* TEXTO MOSTRADO
+-------+
Spanish Translation:




No simplemente abandonados
                                                                
 
Por Susan Halverson 

(Post de una madre adoptiva con pseudónimo para que podamos continuar investigando)


Mi hija de dieciséis años y yo viajamos a Ningdu, Jiangxi, China en julio de 2015 y luego nuevamente en julio de 2017 con la esperanza de encontrar a su familia biológica. Nuestro enfoque público de la búsqueda ha atraído a muchas familias biológicas. Fue una  búsqueda pública con el uso de las redes sociales, folletos y la televisión, con el fin de atraer mucha atención hacia un adoptado, de modo que los padres biológicos puedan aparecer. 

Algunas personas prefieren buscar en silencio conociendo a los padres de crianza temporal o a los funcionarios del orfanato. En el caso de mi hija, aprendimos de su análisis de orfanato, de encontrar datos de anuncios, y de otra información a través de Research-China.Org,  que la persona que encontró a mi hija y que figura en su documentación de adopción probablemente había sido escrita en el papeleo por el orfanato. Como resultado de toda esta información previa a la búsqueda, llegamos a la conclusión de que la información del orfanato podía ser falsa (esto fue confirmado más tarde). Por lo tanto, como último recurso, decidimos que queríamos enfocar su búsqueda de una manera pública, pero de tal forma que pudiéramos encontrar a tantas familias biológicas como fuera posible. Creímos que todas las familias biológicas merecen saber que sus hijos están vivos y a salvo. De esa forma hemos ganado muchos amigos y experiencias, y un amor por la ciudad de Ningdu.

Lo que aprendimos en nuestra búsqueda es que muchas familias biológicas están desesperadas por saber si sus hijos están seguros y amados. También quieren que sus hijos sepan que la mayoría no fueron simplemente abandonados. Sus historias son honestas, complejas, desgarradoras  y dolorosas. No esperan que sus hijos sean devueltos. Ellos entienden que fueron legalmente adoptados en el extranjero. Pero todos tienen un fuerte deseo de encontrar y conectarse con sus hijos.


Hasta la fecha, no hemos encontrado a la familia de mi hija. Quizás estén relacionados con funcionarios, o quizás vivan lejos y no haya llegados a ellos la información de que estamos buscando, o tal vez haya pasado demasiado tiempo y hayan abandonado Ningdu. No estamos seguros de a dónde nos llevará la búsqueda de mi hija, pero nos sentimos obligados a compartir las conmovedoras historias que nos cuentan.
+-------+
* INFORMACIÓN PROPORCIONADA
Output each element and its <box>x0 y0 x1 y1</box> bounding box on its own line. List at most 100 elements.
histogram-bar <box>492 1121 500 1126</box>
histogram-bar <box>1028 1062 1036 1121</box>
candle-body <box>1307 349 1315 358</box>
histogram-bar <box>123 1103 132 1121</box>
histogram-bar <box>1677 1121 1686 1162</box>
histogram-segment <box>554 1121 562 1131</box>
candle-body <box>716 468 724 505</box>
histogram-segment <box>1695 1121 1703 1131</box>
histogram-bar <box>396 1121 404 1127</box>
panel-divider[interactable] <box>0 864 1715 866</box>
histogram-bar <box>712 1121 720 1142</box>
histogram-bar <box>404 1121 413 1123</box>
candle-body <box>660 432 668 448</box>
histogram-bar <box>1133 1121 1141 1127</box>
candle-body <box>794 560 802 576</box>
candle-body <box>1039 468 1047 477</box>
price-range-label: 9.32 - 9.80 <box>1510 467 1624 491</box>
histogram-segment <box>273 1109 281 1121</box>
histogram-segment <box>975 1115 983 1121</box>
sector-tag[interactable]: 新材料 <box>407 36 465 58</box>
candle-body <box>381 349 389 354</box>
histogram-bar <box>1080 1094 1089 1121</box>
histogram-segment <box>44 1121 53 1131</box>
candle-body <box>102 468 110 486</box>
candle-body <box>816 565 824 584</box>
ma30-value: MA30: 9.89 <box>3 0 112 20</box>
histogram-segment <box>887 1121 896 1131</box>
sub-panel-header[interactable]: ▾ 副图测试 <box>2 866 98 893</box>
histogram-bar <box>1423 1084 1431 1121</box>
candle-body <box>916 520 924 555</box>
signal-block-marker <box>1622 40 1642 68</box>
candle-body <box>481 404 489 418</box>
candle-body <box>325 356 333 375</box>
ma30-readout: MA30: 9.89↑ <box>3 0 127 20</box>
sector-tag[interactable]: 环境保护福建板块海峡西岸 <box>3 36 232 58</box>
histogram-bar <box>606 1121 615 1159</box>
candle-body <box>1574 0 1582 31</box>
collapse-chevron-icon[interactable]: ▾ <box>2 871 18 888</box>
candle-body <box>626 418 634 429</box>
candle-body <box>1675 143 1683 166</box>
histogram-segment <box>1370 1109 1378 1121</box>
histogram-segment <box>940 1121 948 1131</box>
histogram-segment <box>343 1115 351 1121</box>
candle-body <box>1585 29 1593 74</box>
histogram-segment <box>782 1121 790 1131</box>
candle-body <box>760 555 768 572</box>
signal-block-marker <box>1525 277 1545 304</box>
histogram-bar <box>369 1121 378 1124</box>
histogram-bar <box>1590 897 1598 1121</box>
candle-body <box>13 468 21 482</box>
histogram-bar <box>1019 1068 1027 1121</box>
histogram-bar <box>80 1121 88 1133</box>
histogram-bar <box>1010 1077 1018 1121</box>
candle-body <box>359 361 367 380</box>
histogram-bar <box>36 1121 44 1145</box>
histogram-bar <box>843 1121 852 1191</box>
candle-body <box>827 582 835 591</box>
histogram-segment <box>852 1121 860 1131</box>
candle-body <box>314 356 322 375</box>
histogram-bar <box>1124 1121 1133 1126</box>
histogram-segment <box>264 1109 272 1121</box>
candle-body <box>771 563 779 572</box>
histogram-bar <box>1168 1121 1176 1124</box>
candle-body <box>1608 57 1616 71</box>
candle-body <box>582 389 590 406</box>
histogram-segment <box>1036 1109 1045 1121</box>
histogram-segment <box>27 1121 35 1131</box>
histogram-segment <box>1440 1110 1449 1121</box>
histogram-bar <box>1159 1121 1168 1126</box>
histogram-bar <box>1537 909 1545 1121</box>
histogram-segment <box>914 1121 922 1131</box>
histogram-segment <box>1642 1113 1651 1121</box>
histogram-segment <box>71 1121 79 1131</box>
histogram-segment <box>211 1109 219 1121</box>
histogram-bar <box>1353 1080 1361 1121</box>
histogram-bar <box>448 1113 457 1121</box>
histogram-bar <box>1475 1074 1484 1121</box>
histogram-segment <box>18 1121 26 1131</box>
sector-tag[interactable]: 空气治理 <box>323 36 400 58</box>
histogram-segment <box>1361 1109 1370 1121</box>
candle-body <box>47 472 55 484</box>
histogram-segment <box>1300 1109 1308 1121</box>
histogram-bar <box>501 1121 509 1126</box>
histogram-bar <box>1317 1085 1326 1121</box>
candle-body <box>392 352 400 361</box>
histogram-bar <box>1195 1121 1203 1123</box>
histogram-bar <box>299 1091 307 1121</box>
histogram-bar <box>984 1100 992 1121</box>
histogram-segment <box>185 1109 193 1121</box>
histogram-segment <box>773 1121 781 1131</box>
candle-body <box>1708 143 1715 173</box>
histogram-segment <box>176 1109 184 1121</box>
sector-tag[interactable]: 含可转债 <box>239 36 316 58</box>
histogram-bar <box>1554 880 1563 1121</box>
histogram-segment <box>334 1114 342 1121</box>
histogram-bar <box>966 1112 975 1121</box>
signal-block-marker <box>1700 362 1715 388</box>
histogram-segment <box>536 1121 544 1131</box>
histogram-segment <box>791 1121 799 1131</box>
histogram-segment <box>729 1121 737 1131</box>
+-------+
* TAREA 1
Indica si cada afirmación coincide con el texto sobre la búsqueda en Ningdu y justifica cada respuesta citando literalmente las palabras decisivas del texto.
(a) La madre y su hija viajaron a Ningdu en julio de 2015 y volvieron en julio de 2017.
(b) Las familias biológicas esperan que sus hijos les sean devueltos.
(c) La madre y su hija ya encontraron a la familia biológica de la hija.
* TAREA 2
Prosigue el texto sobre la búsqueda en Ningdu a partir de su última oración.

* RESPUESTA 1
(a) Sí: «Mi hija de dieciséis años y yo viajamos a Ningdu, Jiangxi, China en julio de 2015 y luego nuevamente en julio de 2017».
(b) No: «No esperan que sus hijos sean devueltos.»
(c) No: «Hasta la fecha, no hemos encontrado a la familia de mi hija.»

* RESPUESTA 2
 Las siguientes son las voces de algunos de los padres biológicos que conocimos en Ningdu, y cuyo ADN ahora se ha enviado para buscar coincidencias.

1-"Ya teníamos a tu hermana de dos años cuando dimos a luz gemelos. Vivimos en un pueblo cerca de Ningdu y somos pobres. Una mujer vino y se llevó a uno de ustedes y unos días volvieron para llevarse el otro. Escuché que fuiste adoptado por separado. La gente puede ver dolor en mis ojos cuando me miran".


2-"Tu madre y yo poseemos una pequeña tienda en un pueblo cerca de Ningdu. Ya tenemos tu hermano y hermana. Cuando naciste, un vecino de la aldea nos advirtió  sobre  Planificación Familiar. Más tarde supimos que si  no informábamos de tu nacimiento, nos arriesgábamos a que nos arrancaran el techo de casa. Guardo un diario con todos los nacimientos de mis hijos, incluido el suyo. "

3-" Vienes de una familia muy pobre sin medios para pagar una multa por un segundo hijo. Nos encontramos con una persona intermedia que dijo que el orfanato nos daría $ 500 USD por ti, y que serás enviado a una familia estadounidense. Al día siguiente cambiamos de opinión. Fuimos al orfanato para llevarte de vuelta, pero nos dijeron que ya te habían enviado a una familia de España para su adopción. "


4-"Una madre adoptiva que trabajaba para el orfanato escuchó que te teníamos a ti. Ella vino a nuestra casa y dijo que si no te diéramos a ella,  se llevaría a tu hermano y hermana no registrados. "

5- " Tu madre estaba muy enferma y nosotros éramos pobres. No teníamos dinero para pagar la factura del hospital y la multa por planificación familiar. Te llevé al orfanato y te dejé en la puerta. Después de que vi que alguien te llevaba dentro, me fui. Tienes tres hermanas mayores. Uno que criamos públicamente, una que escondimos y otro que enviamos a vivir con tu tía. Ahora estamos establecidos. Tenemos más tiempo y el lujo de llorar nuestra pérdida. Te extrañamos. "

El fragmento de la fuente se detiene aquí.